"""

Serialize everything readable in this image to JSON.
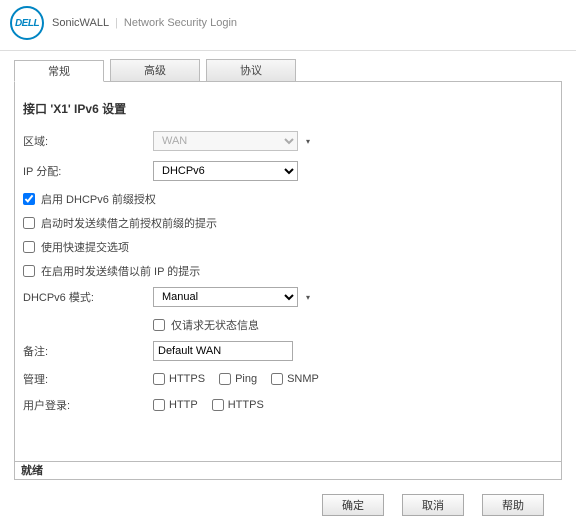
{
  "header": {
    "logo_text": "DELL",
    "brand": "SonicWALL",
    "subtitle": "Network Security Login"
  },
  "tabs": [
    {
      "label": "常规",
      "active": true
    },
    {
      "label": "高级",
      "active": false
    },
    {
      "label": "协议",
      "active": false
    }
  ],
  "page": {
    "title": "接口 'X1' IPv6 设置"
  },
  "form": {
    "zone_label": "区域:",
    "zone_value": "WAN",
    "ip_assign_label": "IP 分配:",
    "ip_assign_value": "DHCPv6",
    "chk_enable_prefix": {
      "label": "启用 DHCPv6 前缀授权",
      "checked": true
    },
    "chk_send_hints": {
      "label": "启动时发送续借之前授权前缀的提示",
      "checked": false
    },
    "chk_rapid_commit": {
      "label": "使用快速提交选项",
      "checked": false
    },
    "chk_send_prev_ip": {
      "label": "在启用时发送续借以前 IP 的提示",
      "checked": false
    },
    "dhcpv6_mode_label": "DHCPv6 模式:",
    "dhcpv6_mode_value": "Manual",
    "chk_stateless": {
      "label": "仅请求无状态信息",
      "checked": false
    },
    "note_label": "备注:",
    "note_value": "Default WAN",
    "mgmt_label": "管理:",
    "mgmt_https": "HTTPS",
    "mgmt_ping": "Ping",
    "mgmt_snmp": "SNMP",
    "userlogin_label": "用户登录:",
    "userlogin_http": "HTTP",
    "userlogin_https": "HTTPS"
  },
  "status": "就绪",
  "buttons": {
    "ok": "确定",
    "cancel": "取消",
    "help": "帮助"
  }
}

"""

**What you need to do**
Retype the data above exactly; pictures are not part of the copy.

**Full solution**
Serialize everything readable in this image to JSON.
{
  "header": {
    "logo_text": "DELL",
    "brand": "SonicWALL",
    "subtitle": "Network Security Login"
  },
  "tabs": [
    {
      "label": "常规",
      "active": true
    },
    {
      "label": "高级",
      "active": false
    },
    {
      "label": "协议",
      "active": false
    }
  ],
  "page": {
    "title": "接口 'X1' IPv6 设置"
  },
  "form": {
    "zone_label": "区域:",
    "zone_value": "WAN",
    "ip_assign_label": "IP 分配:",
    "ip_assign_value": "DHCPv6",
    "chk_enable_prefix": {
      "label": "启用 DHCPv6 前缀授权",
      "checked": true
    },
    "chk_send_hints": {
      "label": "启动时发送续借之前授权前缀的提示",
      "checked": false
    },
    "chk_rapid_commit": {
      "label": "使用快速提交选项",
      "checked": false
    },
    "chk_send_prev_ip": {
      "label": "在启用时发送续借以前 IP 的提示",
      "checked": false
    },
    "dhcpv6_mode_label": "DHCPv6 模式:",
    "dhcpv6_mode_value": "Manual",
    "chk_stateless": {
      "label": "仅请求无状态信息",
      "checked": false
    },
    "note_label": "备注:",
    "note_value": "Default WAN",
    "mgmt_label": "管理:",
    "mgmt_https": "HTTPS",
    "mgmt_ping": "Ping",
    "mgmt_snmp": "SNMP",
    "userlogin_label": "用户登录:",
    "userlogin_http": "HTTP",
    "userlogin_https": "HTTPS"
  },
  "status": "就绪",
  "buttons": {
    "ok": "确定",
    "cancel": "取消",
    "help": "帮助"
  }
}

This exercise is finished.